[start]

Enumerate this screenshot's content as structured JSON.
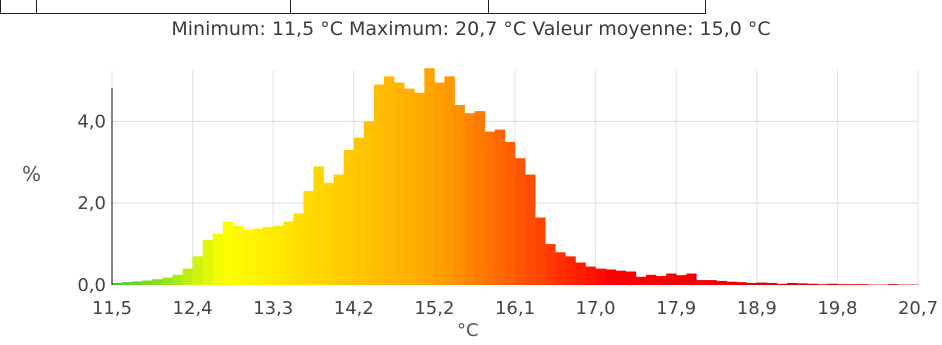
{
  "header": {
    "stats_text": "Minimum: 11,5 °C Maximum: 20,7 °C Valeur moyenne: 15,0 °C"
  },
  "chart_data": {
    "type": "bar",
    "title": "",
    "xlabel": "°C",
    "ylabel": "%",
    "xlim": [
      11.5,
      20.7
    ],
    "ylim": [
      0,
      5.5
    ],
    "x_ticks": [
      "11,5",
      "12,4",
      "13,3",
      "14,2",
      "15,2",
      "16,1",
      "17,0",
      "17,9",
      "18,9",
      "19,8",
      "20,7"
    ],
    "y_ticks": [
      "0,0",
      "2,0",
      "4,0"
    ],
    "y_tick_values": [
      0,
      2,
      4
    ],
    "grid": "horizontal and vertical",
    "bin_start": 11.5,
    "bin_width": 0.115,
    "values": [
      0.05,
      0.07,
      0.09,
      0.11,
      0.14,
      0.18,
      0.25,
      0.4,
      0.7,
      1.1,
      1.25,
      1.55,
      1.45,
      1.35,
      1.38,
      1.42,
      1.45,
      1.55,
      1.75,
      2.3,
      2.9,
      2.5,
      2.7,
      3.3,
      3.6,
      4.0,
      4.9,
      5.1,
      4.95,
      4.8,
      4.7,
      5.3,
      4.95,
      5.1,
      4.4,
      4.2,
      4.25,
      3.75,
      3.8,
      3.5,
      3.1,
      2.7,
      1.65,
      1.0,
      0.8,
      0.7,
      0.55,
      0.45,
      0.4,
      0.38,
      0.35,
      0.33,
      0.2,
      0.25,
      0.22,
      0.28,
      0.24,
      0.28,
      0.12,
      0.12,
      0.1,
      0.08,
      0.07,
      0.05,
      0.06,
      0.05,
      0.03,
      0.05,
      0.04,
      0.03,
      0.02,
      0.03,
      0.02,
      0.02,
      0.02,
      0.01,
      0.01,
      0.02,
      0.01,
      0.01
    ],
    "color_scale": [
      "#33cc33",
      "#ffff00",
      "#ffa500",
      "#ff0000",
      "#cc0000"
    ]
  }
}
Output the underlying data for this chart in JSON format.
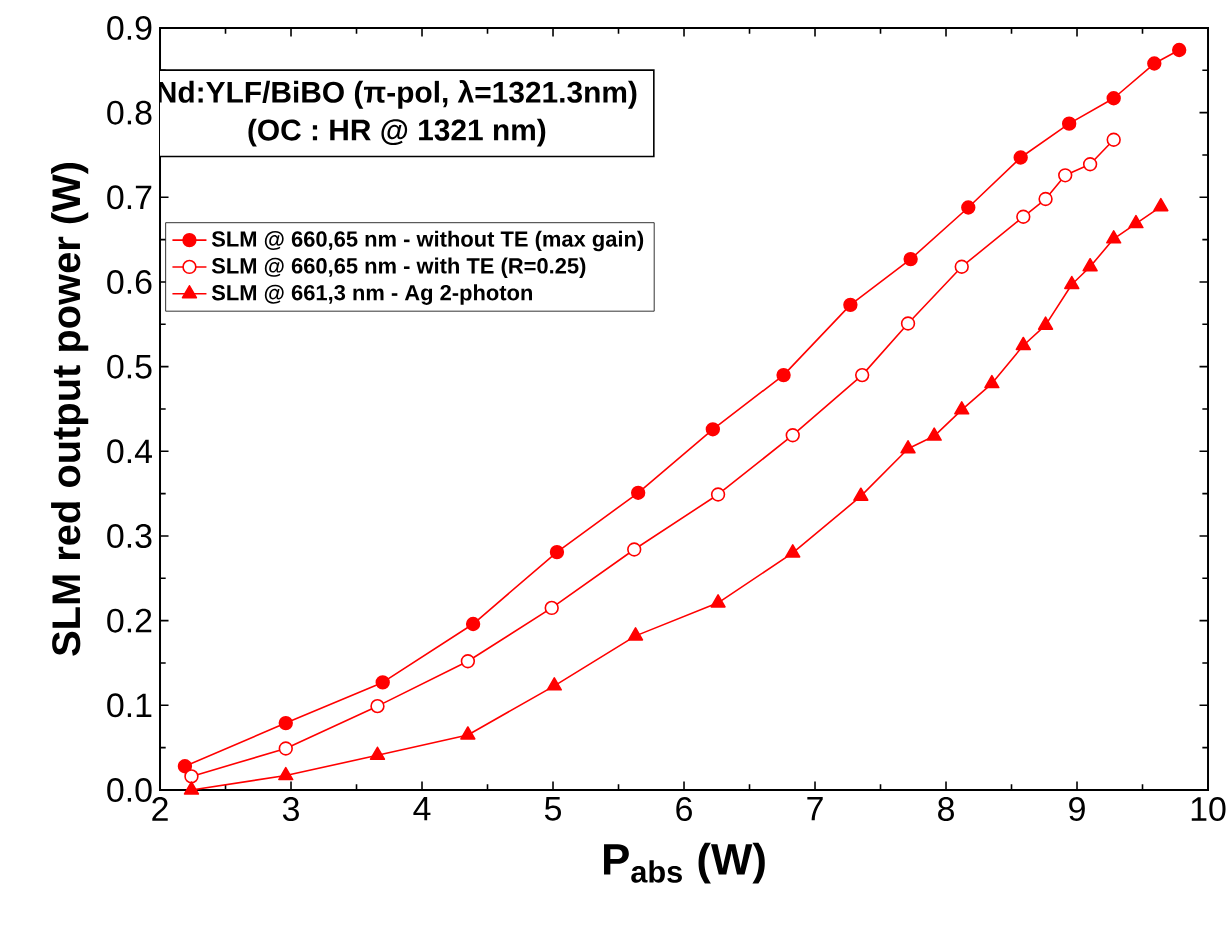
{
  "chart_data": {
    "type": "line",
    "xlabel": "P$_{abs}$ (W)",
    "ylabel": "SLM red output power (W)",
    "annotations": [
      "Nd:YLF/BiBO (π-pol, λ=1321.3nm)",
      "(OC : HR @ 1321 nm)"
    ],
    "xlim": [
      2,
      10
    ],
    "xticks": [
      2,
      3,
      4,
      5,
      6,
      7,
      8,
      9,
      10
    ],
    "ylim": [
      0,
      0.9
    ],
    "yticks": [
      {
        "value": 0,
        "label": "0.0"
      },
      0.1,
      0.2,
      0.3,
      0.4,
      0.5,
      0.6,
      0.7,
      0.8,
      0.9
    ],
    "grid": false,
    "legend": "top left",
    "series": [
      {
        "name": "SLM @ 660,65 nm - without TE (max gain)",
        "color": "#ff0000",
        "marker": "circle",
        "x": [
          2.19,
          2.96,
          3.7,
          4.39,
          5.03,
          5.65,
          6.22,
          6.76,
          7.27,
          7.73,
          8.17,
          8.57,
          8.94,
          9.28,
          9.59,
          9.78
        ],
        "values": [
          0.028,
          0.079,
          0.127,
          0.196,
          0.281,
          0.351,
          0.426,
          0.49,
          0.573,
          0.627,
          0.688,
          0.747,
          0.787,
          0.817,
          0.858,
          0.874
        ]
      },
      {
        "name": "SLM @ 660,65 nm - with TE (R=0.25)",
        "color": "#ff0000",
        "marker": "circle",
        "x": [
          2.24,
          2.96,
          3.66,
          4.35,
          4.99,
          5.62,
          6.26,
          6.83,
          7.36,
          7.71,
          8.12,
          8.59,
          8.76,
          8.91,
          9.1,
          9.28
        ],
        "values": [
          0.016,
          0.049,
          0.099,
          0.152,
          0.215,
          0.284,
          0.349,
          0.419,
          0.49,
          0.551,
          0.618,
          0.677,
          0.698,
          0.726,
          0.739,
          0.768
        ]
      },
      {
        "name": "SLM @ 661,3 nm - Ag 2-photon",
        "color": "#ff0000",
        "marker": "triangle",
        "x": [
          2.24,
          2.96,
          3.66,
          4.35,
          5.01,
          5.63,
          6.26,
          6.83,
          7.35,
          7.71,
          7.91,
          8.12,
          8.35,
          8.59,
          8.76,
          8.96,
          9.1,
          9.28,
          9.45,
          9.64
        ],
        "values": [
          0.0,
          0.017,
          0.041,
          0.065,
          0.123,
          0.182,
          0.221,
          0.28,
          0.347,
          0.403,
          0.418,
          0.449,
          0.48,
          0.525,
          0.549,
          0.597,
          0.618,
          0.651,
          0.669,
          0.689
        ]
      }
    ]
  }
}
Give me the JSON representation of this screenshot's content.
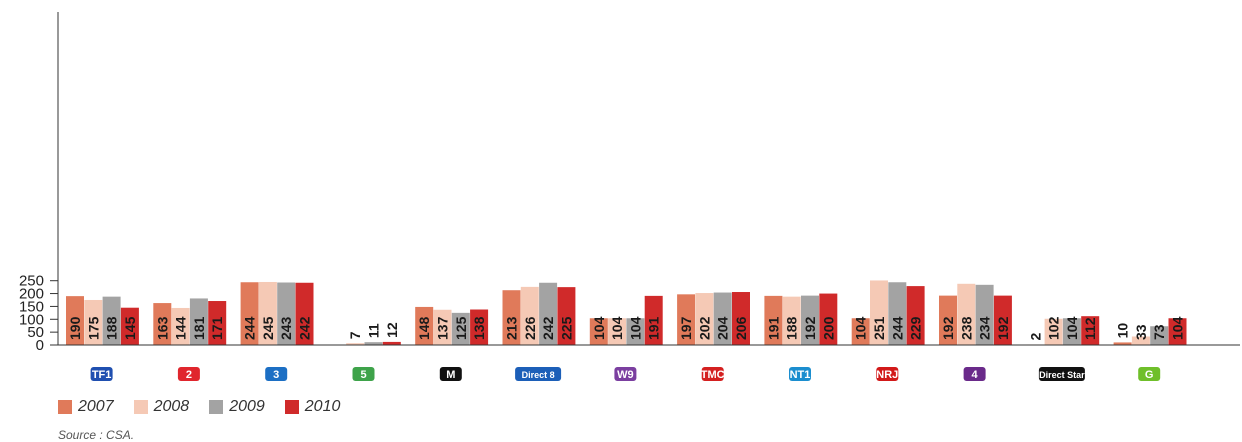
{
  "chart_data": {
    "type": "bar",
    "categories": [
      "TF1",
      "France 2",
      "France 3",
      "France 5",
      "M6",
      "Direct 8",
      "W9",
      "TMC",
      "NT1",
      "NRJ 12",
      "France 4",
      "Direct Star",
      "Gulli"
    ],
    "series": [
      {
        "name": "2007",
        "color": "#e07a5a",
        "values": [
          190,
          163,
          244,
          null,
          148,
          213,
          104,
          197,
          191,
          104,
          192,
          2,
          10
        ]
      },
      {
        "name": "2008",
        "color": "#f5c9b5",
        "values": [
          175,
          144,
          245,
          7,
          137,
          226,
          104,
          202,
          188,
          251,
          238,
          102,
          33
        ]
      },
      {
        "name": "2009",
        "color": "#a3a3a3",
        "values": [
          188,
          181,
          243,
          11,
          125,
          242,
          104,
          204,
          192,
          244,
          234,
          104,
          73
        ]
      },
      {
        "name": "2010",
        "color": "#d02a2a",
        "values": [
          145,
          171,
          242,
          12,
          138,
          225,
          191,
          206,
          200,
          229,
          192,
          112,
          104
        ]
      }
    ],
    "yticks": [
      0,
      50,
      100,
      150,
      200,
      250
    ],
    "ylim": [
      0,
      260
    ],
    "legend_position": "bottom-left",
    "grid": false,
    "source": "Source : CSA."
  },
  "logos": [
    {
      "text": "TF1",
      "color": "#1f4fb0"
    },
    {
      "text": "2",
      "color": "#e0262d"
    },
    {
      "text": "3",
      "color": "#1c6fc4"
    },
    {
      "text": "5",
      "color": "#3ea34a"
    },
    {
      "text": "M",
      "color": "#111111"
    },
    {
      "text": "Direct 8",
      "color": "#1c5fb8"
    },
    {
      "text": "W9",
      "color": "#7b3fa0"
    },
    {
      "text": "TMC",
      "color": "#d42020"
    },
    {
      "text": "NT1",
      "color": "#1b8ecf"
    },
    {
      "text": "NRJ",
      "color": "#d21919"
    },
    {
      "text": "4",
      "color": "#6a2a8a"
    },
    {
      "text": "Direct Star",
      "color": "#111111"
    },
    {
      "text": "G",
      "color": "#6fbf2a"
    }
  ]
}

[end]

Extract every line of the data exactly; pictures stay out.

> _RESPONSE TO THIS TASK_:
Enumerate this screenshot's content as structured JSON.
{
  "header": {
    "stats_text": "Minimum: 11,5 °C Maximum: 20,7 °C Valeur moyenne: 15,0 °C"
  },
  "chart_data": {
    "type": "bar",
    "title": "",
    "xlabel": "°C",
    "ylabel": "%",
    "xlim": [
      11.5,
      20.7
    ],
    "ylim": [
      0,
      5.5
    ],
    "x_ticks": [
      "11,5",
      "12,4",
      "13,3",
      "14,2",
      "15,2",
      "16,1",
      "17,0",
      "17,9",
      "18,9",
      "19,8",
      "20,7"
    ],
    "y_ticks": [
      "0,0",
      "2,0",
      "4,0"
    ],
    "y_tick_values": [
      0,
      2,
      4
    ],
    "grid": "horizontal and vertical",
    "bin_start": 11.5,
    "bin_width": 0.115,
    "values": [
      0.05,
      0.07,
      0.09,
      0.11,
      0.14,
      0.18,
      0.25,
      0.4,
      0.7,
      1.1,
      1.25,
      1.55,
      1.45,
      1.35,
      1.38,
      1.42,
      1.45,
      1.55,
      1.75,
      2.3,
      2.9,
      2.5,
      2.7,
      3.3,
      3.6,
      4.0,
      4.9,
      5.1,
      4.95,
      4.8,
      4.7,
      5.3,
      4.95,
      5.1,
      4.4,
      4.2,
      4.25,
      3.75,
      3.8,
      3.5,
      3.1,
      2.7,
      1.65,
      1.0,
      0.8,
      0.7,
      0.55,
      0.45,
      0.4,
      0.38,
      0.35,
      0.33,
      0.2,
      0.25,
      0.22,
      0.28,
      0.24,
      0.28,
      0.12,
      0.12,
      0.1,
      0.08,
      0.07,
      0.05,
      0.06,
      0.05,
      0.03,
      0.05,
      0.04,
      0.03,
      0.02,
      0.03,
      0.02,
      0.02,
      0.02,
      0.01,
      0.01,
      0.02,
      0.01,
      0.01
    ],
    "color_scale": [
      "#33cc33",
      "#ffff00",
      "#ffa500",
      "#ff0000",
      "#cc0000"
    ]
  }
}
Output the underlying data for this chart in JSON format.
{
  "chart_data": {
    "type": "line",
    "xlabel": "P$_{abs}$ (W)",
    "ylabel": "SLM red output power (W)",
    "annotations": [
      "Nd:YLF/BiBO (π-pol, λ=1321.3nm)",
      "(OC : HR @ 1321 nm)"
    ],
    "xlim": [
      2,
      10
    ],
    "xticks": [
      2,
      3,
      4,
      5,
      6,
      7,
      8,
      9,
      10
    ],
    "ylim": [
      0,
      0.9
    ],
    "yticks": [
      {
        "value": 0,
        "label": "0.0"
      },
      0.1,
      0.2,
      0.3,
      0.4,
      0.5,
      0.6,
      0.7,
      0.8,
      0.9
    ],
    "grid": false,
    "legend": "top left",
    "series": [
      {
        "name": "SLM @ 660,65 nm - without TE (max gain)",
        "color": "#ff0000",
        "marker": "circle",
        "x": [
          2.19,
          2.96,
          3.7,
          4.39,
          5.03,
          5.65,
          6.22,
          6.76,
          7.27,
          7.73,
          8.17,
          8.57,
          8.94,
          9.28,
          9.59,
          9.78
        ],
        "values": [
          0.028,
          0.079,
          0.127,
          0.196,
          0.281,
          0.351,
          0.426,
          0.49,
          0.573,
          0.627,
          0.688,
          0.747,
          0.787,
          0.817,
          0.858,
          0.874
        ]
      },
      {
        "name": "SLM @ 660,65 nm - with TE (R=0.25)",
        "color": "#ff0000",
        "marker": "circle",
        "x": [
          2.24,
          2.96,
          3.66,
          4.35,
          4.99,
          5.62,
          6.26,
          6.83,
          7.36,
          7.71,
          8.12,
          8.59,
          8.76,
          8.91,
          9.1,
          9.28
        ],
        "values": [
          0.016,
          0.049,
          0.099,
          0.152,
          0.215,
          0.284,
          0.349,
          0.419,
          0.49,
          0.551,
          0.618,
          0.677,
          0.698,
          0.726,
          0.739,
          0.768
        ]
      },
      {
        "name": "SLM @ 661,3 nm - Ag 2-photon",
        "color": "#ff0000",
        "marker": "triangle",
        "x": [
          2.24,
          2.96,
          3.66,
          4.35,
          5.01,
          5.63,
          6.26,
          6.83,
          7.35,
          7.71,
          7.91,
          8.12,
          8.35,
          8.59,
          8.76,
          8.96,
          9.1,
          9.28,
          9.45,
          9.64
        ],
        "values": [
          0.0,
          0.017,
          0.041,
          0.065,
          0.123,
          0.182,
          0.221,
          0.28,
          0.347,
          0.403,
          0.418,
          0.449,
          0.48,
          0.525,
          0.549,
          0.597,
          0.618,
          0.651,
          0.669,
          0.689
        ]
      }
    ]
  }
}
Give me the JSON representation of this screenshot's content.
{
  "chart_data": {
    "type": "bar",
    "categories": [
      "TF1",
      "France 2",
      "France 3",
      "France 5",
      "M6",
      "Direct 8",
      "W9",
      "TMC",
      "NT1",
      "NRJ 12",
      "France 4",
      "Direct Star",
      "Gulli"
    ],
    "series": [
      {
        "name": "2007",
        "color": "#e07a5a",
        "values": [
          190,
          163,
          244,
          null,
          148,
          213,
          104,
          197,
          191,
          104,
          192,
          2,
          10
        ]
      },
      {
        "name": "2008",
        "color": "#f5c9b5",
        "values": [
          175,
          144,
          245,
          7,
          137,
          226,
          104,
          202,
          188,
          251,
          238,
          102,
          33
        ]
      },
      {
        "name": "2009",
        "color": "#a3a3a3",
        "values": [
          188,
          181,
          243,
          11,
          125,
          242,
          104,
          204,
          192,
          244,
          234,
          104,
          73
        ]
      },
      {
        "name": "2010",
        "color": "#d02a2a",
        "values": [
          145,
          171,
          242,
          12,
          138,
          225,
          191,
          206,
          200,
          229,
          192,
          112,
          104
        ]
      }
    ],
    "yticks": [
      0,
      50,
      100,
      150,
      200,
      250
    ],
    "ylim": [
      0,
      260
    ],
    "legend_position": "bottom-left",
    "grid": false,
    "source": "Source : CSA."
  },
  "logos": [
    {
      "text": "TF1",
      "color": "#1f4fb0"
    },
    {
      "text": "2",
      "color": "#e0262d"
    },
    {
      "text": "3",
      "color": "#1c6fc4"
    },
    {
      "text": "5",
      "color": "#3ea34a"
    },
    {
      "text": "M",
      "color": "#111111"
    },
    {
      "text": "Direct 8",
      "color": "#1c5fb8"
    },
    {
      "text": "W9",
      "color": "#7b3fa0"
    },
    {
      "text": "TMC",
      "color": "#d42020"
    },
    {
      "text": "NT1",
      "color": "#1b8ecf"
    },
    {
      "text": "NRJ",
      "color": "#d21919"
    },
    {
      "text": "4",
      "color": "#6a2a8a"
    },
    {
      "text": "Direct Star",
      "color": "#111111"
    },
    {
      "text": "G",
      "color": "#6fbf2a"
    }
  ]
}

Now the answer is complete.